BEGIN Data

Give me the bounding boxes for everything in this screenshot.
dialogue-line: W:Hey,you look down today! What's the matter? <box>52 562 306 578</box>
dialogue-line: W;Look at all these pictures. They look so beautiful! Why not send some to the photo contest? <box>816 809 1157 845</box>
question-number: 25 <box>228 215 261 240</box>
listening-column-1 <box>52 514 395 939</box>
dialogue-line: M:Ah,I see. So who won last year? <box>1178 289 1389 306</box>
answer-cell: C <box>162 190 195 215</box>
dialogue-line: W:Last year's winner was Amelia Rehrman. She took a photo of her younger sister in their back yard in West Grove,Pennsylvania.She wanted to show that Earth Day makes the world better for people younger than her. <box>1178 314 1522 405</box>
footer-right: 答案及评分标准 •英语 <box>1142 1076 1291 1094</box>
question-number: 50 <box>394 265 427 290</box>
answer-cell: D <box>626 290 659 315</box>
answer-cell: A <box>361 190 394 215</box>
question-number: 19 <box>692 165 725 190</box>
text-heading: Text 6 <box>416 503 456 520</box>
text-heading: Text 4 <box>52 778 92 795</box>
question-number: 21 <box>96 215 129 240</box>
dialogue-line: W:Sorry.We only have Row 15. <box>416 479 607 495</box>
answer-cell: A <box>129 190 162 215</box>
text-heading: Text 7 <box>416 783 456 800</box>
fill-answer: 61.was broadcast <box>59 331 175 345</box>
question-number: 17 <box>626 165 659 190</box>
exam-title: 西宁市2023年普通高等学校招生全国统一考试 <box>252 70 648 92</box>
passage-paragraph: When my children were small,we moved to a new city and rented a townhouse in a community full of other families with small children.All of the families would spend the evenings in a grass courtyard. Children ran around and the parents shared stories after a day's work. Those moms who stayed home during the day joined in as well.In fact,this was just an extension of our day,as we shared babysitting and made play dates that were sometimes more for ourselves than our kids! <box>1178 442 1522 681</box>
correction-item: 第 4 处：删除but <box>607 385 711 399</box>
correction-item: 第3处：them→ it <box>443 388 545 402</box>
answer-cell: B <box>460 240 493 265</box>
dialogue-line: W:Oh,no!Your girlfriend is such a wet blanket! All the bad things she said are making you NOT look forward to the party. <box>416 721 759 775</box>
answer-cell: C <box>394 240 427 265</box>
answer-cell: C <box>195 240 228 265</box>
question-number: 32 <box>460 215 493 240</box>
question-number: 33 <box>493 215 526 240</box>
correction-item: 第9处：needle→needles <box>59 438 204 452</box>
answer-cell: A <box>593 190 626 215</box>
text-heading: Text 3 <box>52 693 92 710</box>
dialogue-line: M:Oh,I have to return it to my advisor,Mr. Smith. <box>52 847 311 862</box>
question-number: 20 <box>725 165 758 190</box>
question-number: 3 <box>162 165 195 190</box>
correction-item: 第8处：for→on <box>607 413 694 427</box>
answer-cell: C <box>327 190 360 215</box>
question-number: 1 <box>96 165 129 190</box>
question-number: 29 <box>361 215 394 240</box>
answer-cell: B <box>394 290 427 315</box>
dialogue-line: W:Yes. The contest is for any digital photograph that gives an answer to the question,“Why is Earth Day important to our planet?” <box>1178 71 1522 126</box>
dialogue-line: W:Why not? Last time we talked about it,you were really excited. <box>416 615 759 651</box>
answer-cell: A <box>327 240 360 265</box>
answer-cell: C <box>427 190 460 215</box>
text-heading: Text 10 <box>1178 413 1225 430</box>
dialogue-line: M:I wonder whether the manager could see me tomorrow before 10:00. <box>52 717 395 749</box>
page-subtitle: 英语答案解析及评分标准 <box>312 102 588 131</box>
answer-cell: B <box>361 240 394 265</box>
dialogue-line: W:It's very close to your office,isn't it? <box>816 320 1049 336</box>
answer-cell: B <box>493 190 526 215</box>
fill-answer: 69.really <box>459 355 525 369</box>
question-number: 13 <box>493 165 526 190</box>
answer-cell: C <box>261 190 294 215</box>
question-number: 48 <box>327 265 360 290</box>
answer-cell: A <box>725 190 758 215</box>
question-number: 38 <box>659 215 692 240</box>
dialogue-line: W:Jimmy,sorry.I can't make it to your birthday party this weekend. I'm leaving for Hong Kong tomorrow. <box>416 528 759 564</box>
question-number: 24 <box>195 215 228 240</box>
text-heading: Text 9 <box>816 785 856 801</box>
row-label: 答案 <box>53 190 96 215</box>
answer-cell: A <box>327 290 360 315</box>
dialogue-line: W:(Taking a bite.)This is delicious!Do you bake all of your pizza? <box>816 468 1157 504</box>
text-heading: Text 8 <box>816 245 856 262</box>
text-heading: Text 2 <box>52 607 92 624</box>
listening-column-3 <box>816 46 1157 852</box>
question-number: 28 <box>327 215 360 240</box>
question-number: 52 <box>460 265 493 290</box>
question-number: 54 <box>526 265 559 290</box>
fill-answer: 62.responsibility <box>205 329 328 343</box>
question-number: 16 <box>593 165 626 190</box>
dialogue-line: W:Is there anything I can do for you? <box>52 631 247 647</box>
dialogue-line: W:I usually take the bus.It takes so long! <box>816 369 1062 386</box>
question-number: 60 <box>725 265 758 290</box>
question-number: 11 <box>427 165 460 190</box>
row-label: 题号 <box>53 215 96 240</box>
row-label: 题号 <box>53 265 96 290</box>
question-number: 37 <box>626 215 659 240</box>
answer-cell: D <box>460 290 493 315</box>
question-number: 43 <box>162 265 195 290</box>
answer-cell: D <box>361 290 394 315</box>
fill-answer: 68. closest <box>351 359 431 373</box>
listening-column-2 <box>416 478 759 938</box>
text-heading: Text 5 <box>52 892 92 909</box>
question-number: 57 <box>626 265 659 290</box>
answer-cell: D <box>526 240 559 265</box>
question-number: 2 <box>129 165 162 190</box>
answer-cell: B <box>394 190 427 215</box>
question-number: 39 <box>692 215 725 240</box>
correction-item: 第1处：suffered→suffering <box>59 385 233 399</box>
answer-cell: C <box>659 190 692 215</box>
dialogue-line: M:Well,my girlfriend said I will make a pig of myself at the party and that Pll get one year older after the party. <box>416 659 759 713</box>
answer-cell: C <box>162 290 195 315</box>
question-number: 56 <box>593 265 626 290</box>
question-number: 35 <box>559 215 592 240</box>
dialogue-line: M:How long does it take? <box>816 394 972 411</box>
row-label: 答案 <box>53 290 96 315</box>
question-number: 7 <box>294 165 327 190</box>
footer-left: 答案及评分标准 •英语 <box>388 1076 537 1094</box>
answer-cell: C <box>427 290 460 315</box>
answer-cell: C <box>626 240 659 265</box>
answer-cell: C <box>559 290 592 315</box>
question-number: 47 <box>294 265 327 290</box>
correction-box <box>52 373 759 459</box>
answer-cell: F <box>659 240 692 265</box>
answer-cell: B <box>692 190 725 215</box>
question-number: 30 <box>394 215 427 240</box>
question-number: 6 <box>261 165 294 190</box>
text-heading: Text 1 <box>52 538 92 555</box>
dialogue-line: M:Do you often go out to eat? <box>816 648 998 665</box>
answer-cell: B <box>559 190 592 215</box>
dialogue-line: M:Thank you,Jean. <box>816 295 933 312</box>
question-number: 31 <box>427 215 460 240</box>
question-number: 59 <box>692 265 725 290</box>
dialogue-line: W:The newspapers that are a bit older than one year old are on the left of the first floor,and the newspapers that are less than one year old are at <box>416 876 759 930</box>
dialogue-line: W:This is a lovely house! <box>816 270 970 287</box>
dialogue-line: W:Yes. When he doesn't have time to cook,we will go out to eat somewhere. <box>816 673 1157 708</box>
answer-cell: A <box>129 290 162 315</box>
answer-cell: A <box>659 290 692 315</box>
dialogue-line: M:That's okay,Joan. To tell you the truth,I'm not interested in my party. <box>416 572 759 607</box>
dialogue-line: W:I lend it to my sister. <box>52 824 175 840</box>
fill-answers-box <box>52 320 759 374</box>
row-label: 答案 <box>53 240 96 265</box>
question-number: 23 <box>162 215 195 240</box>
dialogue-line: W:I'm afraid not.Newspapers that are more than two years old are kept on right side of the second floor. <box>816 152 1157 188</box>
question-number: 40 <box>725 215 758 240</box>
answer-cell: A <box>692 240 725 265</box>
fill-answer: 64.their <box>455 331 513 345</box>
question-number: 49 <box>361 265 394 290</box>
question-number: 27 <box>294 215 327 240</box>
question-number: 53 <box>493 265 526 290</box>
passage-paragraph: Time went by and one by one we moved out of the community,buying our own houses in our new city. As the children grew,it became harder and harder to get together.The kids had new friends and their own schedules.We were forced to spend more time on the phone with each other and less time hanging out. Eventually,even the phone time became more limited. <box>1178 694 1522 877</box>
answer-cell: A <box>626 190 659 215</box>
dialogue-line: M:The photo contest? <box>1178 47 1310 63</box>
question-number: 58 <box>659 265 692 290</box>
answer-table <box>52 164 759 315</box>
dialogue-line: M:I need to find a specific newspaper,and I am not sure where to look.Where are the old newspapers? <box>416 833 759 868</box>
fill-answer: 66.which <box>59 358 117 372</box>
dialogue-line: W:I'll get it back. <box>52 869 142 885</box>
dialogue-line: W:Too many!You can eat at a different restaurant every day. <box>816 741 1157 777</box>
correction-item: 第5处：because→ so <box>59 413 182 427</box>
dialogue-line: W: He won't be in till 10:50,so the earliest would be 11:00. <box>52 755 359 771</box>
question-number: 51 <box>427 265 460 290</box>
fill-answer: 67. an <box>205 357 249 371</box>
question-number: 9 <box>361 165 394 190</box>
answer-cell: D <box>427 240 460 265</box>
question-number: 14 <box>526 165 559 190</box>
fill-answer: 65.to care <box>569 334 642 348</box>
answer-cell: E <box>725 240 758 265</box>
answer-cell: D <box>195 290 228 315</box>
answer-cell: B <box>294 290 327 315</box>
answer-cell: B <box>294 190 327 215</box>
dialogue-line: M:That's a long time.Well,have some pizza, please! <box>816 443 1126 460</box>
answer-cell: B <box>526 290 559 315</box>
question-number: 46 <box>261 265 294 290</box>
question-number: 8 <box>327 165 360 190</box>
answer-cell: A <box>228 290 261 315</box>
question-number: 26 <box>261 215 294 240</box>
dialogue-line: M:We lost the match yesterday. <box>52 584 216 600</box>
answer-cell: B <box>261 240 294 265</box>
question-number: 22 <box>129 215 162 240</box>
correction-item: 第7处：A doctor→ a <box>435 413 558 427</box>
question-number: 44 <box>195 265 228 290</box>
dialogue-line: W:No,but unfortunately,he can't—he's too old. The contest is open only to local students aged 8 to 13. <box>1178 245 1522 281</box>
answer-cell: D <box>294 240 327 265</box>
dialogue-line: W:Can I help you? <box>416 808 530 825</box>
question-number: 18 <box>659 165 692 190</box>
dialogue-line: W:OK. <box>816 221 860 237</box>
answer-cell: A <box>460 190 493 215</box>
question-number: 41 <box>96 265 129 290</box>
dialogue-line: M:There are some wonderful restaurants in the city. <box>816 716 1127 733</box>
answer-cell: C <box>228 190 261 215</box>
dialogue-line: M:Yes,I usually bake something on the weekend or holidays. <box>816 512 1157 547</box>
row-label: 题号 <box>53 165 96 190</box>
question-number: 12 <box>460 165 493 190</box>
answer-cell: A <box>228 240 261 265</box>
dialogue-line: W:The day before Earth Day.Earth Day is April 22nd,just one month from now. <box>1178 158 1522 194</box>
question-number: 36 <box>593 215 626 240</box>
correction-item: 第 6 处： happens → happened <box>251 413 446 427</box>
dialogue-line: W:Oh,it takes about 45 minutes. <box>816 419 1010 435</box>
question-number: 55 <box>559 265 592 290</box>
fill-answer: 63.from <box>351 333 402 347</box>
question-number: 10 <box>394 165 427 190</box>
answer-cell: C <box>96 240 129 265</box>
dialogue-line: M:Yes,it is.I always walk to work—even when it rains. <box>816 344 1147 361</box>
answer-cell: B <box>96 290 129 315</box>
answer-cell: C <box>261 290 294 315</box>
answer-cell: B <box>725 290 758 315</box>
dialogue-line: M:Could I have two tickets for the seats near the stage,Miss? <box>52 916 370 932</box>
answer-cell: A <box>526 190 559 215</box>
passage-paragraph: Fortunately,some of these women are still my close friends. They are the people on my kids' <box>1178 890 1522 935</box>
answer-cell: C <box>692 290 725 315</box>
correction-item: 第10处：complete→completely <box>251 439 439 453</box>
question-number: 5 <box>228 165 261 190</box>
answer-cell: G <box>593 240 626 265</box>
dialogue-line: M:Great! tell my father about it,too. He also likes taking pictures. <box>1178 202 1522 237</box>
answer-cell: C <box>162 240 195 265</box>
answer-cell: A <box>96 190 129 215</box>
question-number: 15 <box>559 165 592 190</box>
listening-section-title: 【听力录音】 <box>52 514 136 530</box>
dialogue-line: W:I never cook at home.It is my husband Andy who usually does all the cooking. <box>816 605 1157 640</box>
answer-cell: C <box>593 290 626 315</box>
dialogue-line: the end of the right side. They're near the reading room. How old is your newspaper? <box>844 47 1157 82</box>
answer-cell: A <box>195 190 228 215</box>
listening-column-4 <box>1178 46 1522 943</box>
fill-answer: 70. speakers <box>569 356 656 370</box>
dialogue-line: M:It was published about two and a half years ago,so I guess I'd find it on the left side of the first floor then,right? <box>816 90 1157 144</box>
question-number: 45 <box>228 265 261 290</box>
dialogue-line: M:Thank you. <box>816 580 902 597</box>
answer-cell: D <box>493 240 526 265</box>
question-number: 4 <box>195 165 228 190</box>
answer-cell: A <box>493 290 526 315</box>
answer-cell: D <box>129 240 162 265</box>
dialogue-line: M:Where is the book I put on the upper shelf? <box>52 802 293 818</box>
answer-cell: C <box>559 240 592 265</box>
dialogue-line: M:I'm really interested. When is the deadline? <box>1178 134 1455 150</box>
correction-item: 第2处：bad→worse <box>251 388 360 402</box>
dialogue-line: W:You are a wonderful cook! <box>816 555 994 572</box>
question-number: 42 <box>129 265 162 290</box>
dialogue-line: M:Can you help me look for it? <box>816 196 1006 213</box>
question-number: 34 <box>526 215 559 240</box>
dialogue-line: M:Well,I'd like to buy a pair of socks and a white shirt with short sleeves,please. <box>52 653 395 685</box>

END Data

Reproduce verbatim the portion of the material that begins with its first line and ends with the line containing "answer-cell: C <box>162 190 195 215</box>", with both of those lines included.

**Answer to this task:**
Give me the bounding boxes for everything in this screenshot.
dialogue-line: W:Hey,you look down today! What's the matter? <box>52 562 306 578</box>
dialogue-line: W;Look at all these pictures. They look so beautiful! Why not send some to the photo contest? <box>816 809 1157 845</box>
question-number: 25 <box>228 215 261 240</box>
listening-column-1 <box>52 514 395 939</box>
dialogue-line: M:Ah,I see. So who won last year? <box>1178 289 1389 306</box>
answer-cell: C <box>162 190 195 215</box>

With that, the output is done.